**Exercise prompt:** From the entries below, copy every line that holds the word "data".
━━━━━━━━━━
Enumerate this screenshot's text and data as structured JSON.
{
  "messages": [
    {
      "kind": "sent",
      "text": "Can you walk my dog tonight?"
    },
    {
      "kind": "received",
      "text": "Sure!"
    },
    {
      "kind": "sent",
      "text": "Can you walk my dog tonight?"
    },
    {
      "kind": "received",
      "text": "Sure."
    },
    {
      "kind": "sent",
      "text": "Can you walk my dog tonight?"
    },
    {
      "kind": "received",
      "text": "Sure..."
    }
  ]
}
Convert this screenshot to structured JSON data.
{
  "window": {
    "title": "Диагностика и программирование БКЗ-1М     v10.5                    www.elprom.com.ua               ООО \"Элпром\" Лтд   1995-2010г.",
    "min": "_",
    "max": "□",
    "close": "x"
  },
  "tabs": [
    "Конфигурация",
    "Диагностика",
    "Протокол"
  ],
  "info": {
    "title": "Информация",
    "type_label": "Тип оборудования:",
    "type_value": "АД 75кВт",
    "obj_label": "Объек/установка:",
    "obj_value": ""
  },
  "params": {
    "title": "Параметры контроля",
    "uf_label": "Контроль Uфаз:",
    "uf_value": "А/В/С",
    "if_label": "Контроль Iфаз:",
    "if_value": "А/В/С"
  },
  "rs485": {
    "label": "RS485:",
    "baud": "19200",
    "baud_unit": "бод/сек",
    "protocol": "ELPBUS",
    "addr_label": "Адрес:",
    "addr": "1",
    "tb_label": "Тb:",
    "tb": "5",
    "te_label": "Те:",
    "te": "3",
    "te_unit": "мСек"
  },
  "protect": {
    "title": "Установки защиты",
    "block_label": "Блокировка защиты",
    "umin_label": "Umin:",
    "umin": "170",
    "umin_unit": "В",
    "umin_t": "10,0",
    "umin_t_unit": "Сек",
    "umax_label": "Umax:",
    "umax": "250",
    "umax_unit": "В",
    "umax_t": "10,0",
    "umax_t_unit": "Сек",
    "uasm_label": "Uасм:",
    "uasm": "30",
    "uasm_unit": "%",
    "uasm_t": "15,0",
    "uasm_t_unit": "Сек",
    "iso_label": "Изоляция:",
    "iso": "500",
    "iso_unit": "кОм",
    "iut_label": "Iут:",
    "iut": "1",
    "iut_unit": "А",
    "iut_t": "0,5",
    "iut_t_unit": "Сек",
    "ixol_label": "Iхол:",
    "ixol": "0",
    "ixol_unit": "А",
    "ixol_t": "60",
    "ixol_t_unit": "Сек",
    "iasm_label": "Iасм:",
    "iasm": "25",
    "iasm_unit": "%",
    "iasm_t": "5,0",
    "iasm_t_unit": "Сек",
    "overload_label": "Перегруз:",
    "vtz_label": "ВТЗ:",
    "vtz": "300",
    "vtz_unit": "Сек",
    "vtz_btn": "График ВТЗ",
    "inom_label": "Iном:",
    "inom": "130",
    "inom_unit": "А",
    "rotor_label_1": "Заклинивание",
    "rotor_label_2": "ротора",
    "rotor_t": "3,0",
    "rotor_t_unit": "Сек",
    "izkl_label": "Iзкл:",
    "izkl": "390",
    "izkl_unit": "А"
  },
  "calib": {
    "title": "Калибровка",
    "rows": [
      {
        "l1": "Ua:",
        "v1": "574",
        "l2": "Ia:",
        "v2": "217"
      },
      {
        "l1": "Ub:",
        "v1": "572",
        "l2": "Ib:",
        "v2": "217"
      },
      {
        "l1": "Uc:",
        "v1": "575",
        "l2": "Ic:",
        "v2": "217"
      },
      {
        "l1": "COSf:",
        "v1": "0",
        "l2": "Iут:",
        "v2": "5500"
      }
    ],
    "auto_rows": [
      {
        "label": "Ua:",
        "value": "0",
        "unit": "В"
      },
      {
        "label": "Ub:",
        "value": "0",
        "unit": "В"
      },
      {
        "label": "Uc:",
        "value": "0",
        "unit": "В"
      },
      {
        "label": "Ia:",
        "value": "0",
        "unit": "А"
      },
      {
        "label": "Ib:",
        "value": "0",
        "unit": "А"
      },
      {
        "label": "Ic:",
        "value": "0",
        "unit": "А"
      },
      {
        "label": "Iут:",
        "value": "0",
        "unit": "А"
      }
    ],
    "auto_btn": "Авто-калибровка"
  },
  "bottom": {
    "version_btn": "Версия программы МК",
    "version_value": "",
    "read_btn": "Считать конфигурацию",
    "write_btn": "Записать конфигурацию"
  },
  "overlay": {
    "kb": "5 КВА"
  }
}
━━━━━━━━━━
**Full response:**
Enumerate this screenshot's text and data as structured JSON.
Convert this screenshot to structured JSON data.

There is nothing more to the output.